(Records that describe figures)
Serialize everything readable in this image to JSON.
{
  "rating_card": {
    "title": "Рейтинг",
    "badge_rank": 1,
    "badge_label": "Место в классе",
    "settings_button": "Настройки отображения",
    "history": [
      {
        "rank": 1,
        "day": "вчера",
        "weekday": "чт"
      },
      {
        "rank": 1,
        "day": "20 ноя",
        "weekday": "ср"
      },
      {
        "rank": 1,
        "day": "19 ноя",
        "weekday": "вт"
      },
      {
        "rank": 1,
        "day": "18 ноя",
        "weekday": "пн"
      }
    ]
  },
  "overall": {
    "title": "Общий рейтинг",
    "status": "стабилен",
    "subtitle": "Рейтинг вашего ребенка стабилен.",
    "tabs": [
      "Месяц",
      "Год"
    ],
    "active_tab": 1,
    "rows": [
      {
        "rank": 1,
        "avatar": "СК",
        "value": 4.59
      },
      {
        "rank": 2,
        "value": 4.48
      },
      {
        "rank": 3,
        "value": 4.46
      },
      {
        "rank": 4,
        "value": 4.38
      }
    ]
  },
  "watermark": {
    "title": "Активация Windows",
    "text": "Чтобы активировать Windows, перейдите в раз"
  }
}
==
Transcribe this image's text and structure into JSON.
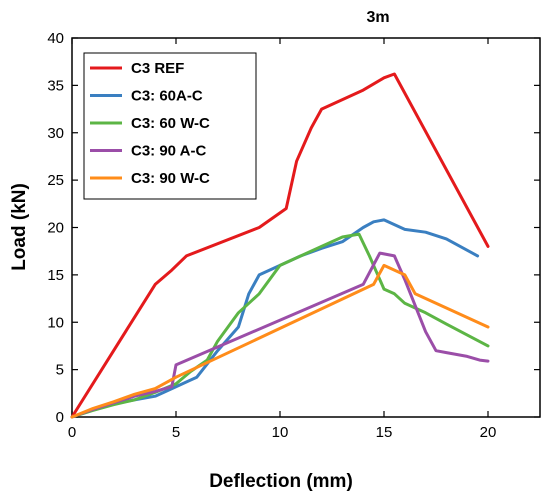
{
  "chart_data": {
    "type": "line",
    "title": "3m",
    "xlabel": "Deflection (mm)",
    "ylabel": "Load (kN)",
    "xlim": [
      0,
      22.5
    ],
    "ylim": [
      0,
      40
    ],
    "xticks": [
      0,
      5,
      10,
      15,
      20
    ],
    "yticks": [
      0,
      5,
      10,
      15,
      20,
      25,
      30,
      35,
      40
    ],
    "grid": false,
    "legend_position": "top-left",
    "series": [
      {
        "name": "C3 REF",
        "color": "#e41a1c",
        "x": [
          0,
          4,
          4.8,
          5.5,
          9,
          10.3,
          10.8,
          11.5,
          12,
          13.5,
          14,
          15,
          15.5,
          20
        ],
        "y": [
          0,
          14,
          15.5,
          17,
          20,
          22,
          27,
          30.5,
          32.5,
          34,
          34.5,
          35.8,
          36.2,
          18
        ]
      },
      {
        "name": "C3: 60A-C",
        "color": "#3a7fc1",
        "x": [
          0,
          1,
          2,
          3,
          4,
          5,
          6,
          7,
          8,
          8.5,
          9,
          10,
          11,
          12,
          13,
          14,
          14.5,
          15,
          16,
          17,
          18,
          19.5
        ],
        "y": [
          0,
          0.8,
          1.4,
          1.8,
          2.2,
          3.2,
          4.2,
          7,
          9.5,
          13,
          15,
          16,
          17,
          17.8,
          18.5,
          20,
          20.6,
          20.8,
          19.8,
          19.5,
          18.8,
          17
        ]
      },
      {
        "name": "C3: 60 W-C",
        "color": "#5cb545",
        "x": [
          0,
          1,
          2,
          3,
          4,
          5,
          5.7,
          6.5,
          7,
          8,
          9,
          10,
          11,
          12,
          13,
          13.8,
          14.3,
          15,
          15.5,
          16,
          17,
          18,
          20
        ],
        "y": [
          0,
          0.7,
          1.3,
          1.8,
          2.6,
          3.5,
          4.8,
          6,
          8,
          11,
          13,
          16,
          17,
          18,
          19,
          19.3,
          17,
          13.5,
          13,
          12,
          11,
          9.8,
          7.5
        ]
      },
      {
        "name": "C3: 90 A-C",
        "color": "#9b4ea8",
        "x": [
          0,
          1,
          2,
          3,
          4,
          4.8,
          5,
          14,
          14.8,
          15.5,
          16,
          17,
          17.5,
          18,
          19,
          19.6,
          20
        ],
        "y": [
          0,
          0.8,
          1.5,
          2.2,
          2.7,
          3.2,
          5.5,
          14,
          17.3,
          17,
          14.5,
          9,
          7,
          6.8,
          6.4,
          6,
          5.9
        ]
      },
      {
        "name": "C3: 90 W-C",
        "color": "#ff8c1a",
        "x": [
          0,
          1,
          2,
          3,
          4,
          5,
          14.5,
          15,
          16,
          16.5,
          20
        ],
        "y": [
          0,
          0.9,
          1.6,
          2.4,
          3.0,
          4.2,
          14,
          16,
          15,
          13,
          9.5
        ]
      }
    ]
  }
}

:: WHAT THE TASK REQUIRES ::
Select the lines from the entries that include the word "value".

:: COMPLETE ANSWER ::
        "value": 4.59
        "value": 4.48
        "value": 4.46
        "value": 4.38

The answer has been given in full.